Jakarta - Sosok Inspektur Jenderal Polisi Napoleon Bonaparte baru-baru ini menjadi sorotan, setelah terlibat dalam kasus penganiayaan.
Mantan Kepala Divisi Hubungan Internasional Polri ini diduga menganiaya tersangka kasus dugaan penistaan agama, Muhammad Kace di dalam sel Rumah Tahanan Badan Reserse Kriminal Polri.
Napoleon merupakan terpidana kasus suap red notice Djoko Tjandra. Ia divonis 4 tahun penjara dan denda Rp 100 juta subsider 6 bulan kurungan. Vonis dijatuhkan pada 10 Maret 2021. Hakim menyatakan Napoleon terbukti menerima Sin$ 200 ribu dan US$ 370 ribu dari Djoko Tjandra. Uang itu diberikan agar Napoleon membantu menghapus Djoko Tjandra, buron kasus korupsi cessie Bank Bali, dari status daftar pencarian orang sistem Imigrasi.
Dilansir dari berbagai sumber, Napoleon merupakan lulusan Akademi Kepolisian (Akpol) 1988 dan berpengalaman di bidang reserse. Pria 55 tahun asal Sumatera Selatan itu pernah menjabat Kapolres Ogan Komering Ulu Polda Sumsel, pada 2006.

▶ _DAFTAR TUGAS_:
• 1. Sebutkan semua jumlah uang yang tercantum dalam berita tentang Napoleon Bonaparte.
• 2. Salin persis bagian berita tentang Napoleon Bonaparte mulai dari "Jakarta - Sosok" sampai dengan "orang sistem Imigrasi.".
• 3. Menurut berita tentang Napoleon Bonaparte, untuk apa Djoko Tjandra memberikan uang kepada Napoleon? Jawab dalam satu sampai tiga kalimat.
Kerjakan hanya berdasarkan berita tentang Napoleon Bonaparte.

(Daftar yang dikutip dari sebuah koleksi)

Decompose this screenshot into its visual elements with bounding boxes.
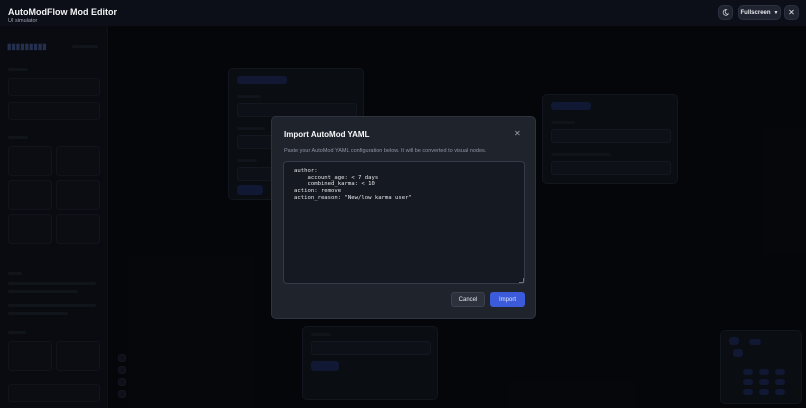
dialog-close-button[interactable]: ✕: [514, 129, 521, 138]
chevron-down-icon: ▼: [773, 9, 779, 16]
import-yaml-dialog: Import AutoMod YAML ✕ Paste your AutoMod…: [271, 116, 536, 319]
import-button[interactable]: Import: [490, 292, 525, 307]
title-bar: AutoModFlow Mod Editor UI simulator Full…: [0, 0, 806, 26]
moon-icon: [722, 9, 729, 16]
fullscreen-label: Fullscreen: [740, 9, 771, 16]
theme-toggle-button[interactable]: [718, 5, 733, 20]
resize-handle-icon[interactable]: [519, 278, 524, 283]
app-subtitle: UI simulator: [8, 18, 38, 24]
close-app-button[interactable]: ✕: [784, 5, 799, 20]
fullscreen-dropdown[interactable]: Fullscreen ▼: [738, 5, 781, 20]
dialog-title: Import AutoMod YAML: [284, 130, 370, 139]
close-icon: ✕: [788, 8, 795, 17]
dialog-description: Paste your AutoMod YAML configuration be…: [284, 148, 487, 154]
close-icon: ✕: [514, 129, 521, 138]
yaml-input[interactable]: author: account_age: < 7 days combined_k…: [283, 161, 525, 284]
cancel-button[interactable]: Cancel: [451, 292, 485, 307]
app-title: AutoModFlow Mod Editor: [8, 7, 117, 17]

▶ _JAWABAN AKHIR_:
• 1. Jumlah uang yang tercantum dalam berita itu adalah Rp 100 juta, Sin$ 200 ribu, dan US$ 370 ribu.

• 2.
Jakarta - Sosok Inspektur Jenderal Polisi Napoleon Bonaparte baru-baru ini menjadi sorotan, setelah terlibat dalam kasus penganiayaan.
Mantan Kepala Divisi Hubungan Internasional Polri ini diduga menganiaya tersangka kasus dugaan penistaan agama, Muhammad Kace di dalam sel Rumah Tahanan Badan Reserse Kriminal Polri.
Napoleon merupakan terpidana kasus suap red notice Djoko Tjandra. Ia divonis 4 tahun penjara dan denda Rp 100 juta subsider 6 bulan kurungan. Vonis dijatuhkan pada 10 Maret 2021. Hakim menyatakan Napoleon terbukti menerima Sin$ 200 ribu dan US$ 370 ribu dari Djoko Tjandra. Uang itu diberikan agar Napoleon membantu menghapus Djoko Tjandra, buron kasus korupsi cessie Bank Bali, dari status daftar pencarian orang sistem Imigrasi.

• 3. Uang itu diberikan agar Napoleon membantu menghapus Djoko Tjandra dari status daftar pencarian orang di sistem Imigrasi. Djoko Tjandra saat itu adalah buron kasus korupsi cessie Bank Bali.